**STATED EXERCISE:** Skip the pictures. Transcribe the rest of the data below without changing a word.

─── DATA TO USE

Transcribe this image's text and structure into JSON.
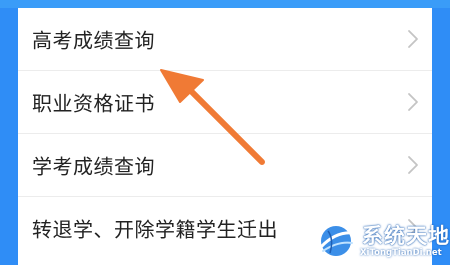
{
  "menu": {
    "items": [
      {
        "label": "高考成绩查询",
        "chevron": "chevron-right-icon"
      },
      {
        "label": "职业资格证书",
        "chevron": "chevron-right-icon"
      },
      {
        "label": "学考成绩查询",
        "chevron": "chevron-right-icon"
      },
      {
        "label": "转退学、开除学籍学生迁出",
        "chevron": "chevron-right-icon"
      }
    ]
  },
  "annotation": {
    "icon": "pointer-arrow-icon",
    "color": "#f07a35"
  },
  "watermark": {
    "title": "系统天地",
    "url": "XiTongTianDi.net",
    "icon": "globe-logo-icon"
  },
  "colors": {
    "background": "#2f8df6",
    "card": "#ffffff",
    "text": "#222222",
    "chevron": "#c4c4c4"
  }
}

──────

**SOLUTION:**
Transcribe this image's text and structure into JSON.
{
  "menu": {
    "items": [
      {
        "label": "高考成绩查询",
        "chevron": "chevron-right-icon"
      },
      {
        "label": "职业资格证书",
        "chevron": "chevron-right-icon"
      },
      {
        "label": "学考成绩查询",
        "chevron": "chevron-right-icon"
      },
      {
        "label": "转退学、开除学籍学生迁出",
        "chevron": "chevron-right-icon"
      }
    ]
  },
  "annotation": {
    "icon": "pointer-arrow-icon",
    "color": "#f07a35"
  },
  "watermark": {
    "title": "系统天地",
    "url": "XiTongTianDi.net",
    "icon": "globe-logo-icon"
  },
  "colors": {
    "background": "#2f8df6",
    "card": "#ffffff",
    "text": "#222222",
    "chevron": "#c4c4c4"
  }
}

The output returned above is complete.